◆ Given problem: Look through the material below. Copy each line that contains the string "JSON".

◆ Entries supplied:
◇ ◇ ◇
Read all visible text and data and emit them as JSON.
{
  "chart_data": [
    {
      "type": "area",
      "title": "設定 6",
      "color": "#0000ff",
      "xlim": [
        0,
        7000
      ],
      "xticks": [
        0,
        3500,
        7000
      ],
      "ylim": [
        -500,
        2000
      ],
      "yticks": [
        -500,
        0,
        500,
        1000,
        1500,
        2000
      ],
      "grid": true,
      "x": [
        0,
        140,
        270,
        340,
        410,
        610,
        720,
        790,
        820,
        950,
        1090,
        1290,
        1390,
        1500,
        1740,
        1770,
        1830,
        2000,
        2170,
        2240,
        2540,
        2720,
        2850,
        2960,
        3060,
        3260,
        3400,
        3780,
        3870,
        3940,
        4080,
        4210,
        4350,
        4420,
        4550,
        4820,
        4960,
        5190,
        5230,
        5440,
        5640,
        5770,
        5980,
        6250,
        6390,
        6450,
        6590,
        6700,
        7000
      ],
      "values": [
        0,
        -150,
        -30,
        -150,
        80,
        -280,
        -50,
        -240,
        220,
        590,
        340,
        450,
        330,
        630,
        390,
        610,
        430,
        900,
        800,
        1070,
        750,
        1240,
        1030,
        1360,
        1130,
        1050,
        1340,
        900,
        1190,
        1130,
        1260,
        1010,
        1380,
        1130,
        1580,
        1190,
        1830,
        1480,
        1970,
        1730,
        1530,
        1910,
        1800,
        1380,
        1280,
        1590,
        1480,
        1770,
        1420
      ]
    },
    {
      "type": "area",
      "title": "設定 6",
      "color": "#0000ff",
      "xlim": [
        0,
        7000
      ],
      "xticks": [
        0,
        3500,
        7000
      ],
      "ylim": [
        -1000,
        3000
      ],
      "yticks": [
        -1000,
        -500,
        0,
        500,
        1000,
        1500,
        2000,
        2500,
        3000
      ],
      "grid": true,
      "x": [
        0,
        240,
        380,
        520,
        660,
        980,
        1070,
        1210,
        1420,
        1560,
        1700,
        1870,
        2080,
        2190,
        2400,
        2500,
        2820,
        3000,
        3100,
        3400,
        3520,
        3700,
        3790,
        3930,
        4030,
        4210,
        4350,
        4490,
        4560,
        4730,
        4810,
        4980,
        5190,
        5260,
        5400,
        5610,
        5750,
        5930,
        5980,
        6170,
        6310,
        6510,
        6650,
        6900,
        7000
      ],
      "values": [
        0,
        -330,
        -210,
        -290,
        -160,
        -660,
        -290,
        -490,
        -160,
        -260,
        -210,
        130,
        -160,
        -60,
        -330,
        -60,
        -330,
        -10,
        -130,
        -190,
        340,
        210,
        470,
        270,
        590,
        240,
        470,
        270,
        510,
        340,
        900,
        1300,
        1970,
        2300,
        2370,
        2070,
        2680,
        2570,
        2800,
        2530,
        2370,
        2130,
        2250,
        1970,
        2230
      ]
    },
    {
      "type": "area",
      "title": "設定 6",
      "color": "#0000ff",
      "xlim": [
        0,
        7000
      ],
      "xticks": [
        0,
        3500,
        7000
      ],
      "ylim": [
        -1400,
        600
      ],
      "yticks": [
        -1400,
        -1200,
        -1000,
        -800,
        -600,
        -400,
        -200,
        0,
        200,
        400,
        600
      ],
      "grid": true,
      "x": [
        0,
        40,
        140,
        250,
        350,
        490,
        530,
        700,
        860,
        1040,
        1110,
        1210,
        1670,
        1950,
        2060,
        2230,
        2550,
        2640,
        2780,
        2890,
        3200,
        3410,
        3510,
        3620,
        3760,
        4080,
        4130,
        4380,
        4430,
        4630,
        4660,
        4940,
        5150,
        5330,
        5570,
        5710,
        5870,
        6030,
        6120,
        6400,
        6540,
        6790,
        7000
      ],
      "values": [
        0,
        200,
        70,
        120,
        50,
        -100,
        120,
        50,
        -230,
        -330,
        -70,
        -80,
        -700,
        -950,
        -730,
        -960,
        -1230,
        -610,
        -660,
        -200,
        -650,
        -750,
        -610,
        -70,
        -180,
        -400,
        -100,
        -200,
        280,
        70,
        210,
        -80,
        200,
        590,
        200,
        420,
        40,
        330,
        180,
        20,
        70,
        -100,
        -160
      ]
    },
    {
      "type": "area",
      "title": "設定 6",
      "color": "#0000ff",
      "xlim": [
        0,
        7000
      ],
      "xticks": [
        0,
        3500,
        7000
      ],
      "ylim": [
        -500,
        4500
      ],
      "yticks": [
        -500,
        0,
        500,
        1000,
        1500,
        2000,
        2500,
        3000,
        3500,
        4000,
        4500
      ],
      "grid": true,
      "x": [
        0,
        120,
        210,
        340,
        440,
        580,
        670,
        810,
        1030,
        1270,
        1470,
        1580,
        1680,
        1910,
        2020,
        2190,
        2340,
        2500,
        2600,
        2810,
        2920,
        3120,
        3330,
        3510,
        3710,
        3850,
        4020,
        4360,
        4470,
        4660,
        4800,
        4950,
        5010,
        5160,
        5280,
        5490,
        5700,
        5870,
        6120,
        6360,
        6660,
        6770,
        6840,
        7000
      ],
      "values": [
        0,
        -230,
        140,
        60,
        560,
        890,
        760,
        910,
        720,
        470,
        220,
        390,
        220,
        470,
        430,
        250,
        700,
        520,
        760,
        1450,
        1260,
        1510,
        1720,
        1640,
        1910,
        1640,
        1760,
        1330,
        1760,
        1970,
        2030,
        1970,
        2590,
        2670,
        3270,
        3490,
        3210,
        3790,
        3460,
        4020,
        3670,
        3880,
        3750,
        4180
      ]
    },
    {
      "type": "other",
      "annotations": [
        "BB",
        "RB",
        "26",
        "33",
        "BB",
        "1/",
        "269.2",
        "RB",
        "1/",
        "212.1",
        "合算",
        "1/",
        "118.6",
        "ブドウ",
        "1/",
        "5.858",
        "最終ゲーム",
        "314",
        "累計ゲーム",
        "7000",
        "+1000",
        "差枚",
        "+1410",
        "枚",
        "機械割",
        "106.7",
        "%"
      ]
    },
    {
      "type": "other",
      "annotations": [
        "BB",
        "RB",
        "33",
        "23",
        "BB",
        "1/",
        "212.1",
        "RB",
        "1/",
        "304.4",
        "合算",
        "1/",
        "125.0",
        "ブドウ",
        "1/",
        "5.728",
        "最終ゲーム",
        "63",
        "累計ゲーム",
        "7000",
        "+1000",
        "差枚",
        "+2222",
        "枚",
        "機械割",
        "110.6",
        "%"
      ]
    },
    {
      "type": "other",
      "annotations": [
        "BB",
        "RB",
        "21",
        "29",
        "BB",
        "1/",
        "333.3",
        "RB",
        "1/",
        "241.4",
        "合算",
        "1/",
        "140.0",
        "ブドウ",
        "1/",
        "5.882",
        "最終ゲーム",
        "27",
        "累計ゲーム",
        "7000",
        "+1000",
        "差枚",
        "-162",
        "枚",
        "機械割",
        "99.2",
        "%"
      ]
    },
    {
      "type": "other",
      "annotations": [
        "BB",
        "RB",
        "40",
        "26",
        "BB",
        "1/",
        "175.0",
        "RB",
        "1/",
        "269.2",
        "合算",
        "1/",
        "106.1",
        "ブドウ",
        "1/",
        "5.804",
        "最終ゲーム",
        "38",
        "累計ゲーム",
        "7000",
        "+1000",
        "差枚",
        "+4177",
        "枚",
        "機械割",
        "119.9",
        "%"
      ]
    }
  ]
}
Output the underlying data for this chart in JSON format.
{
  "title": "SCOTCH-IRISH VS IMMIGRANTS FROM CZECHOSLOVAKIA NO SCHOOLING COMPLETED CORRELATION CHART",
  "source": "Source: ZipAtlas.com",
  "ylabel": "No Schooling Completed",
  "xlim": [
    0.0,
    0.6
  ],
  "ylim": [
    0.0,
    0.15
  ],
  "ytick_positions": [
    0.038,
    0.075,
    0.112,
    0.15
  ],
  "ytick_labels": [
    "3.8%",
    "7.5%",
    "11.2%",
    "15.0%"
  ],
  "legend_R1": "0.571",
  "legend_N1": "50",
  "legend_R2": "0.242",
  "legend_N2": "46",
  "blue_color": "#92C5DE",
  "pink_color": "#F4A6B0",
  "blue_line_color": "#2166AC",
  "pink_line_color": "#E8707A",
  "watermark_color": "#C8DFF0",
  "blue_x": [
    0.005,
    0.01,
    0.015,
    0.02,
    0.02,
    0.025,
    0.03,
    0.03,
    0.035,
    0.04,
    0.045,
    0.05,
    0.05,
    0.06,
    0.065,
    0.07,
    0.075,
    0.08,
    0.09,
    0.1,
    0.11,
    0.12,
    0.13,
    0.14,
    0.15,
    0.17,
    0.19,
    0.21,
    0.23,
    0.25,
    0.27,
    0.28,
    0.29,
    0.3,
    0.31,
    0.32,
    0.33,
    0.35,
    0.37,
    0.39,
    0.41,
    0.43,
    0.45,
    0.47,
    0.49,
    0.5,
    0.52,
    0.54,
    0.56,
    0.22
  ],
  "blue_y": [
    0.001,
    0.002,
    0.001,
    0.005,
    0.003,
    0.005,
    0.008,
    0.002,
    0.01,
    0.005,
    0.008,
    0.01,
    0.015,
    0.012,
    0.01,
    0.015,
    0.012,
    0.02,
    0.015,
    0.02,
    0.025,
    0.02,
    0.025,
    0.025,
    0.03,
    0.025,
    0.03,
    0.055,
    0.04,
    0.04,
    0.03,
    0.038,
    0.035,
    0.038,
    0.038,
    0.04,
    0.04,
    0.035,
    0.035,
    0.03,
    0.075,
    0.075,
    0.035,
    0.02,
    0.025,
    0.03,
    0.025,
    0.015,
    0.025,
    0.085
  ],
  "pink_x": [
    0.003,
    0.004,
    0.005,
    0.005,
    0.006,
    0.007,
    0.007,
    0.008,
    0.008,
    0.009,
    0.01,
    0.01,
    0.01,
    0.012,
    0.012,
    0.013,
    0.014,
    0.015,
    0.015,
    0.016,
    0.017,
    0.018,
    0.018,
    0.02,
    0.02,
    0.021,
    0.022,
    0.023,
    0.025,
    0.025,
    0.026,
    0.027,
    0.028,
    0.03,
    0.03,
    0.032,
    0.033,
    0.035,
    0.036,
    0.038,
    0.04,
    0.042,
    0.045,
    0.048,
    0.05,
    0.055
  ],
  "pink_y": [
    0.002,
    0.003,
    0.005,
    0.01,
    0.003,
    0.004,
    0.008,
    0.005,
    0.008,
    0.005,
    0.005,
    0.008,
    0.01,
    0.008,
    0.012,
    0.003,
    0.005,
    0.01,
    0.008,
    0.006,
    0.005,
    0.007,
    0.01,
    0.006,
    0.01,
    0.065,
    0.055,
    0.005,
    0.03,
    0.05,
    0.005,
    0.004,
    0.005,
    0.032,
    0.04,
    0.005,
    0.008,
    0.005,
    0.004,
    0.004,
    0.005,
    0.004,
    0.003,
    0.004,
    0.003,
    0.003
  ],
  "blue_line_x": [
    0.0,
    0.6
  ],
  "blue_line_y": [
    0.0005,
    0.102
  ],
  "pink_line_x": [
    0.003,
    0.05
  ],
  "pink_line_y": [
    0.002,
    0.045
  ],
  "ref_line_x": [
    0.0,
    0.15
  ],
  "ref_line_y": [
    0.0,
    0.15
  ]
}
◇ ◇ ◇
◆ Solution to this problem:
Read all visible text and data and emit them as JSON.
Output the underlying data for this chart in JSON format.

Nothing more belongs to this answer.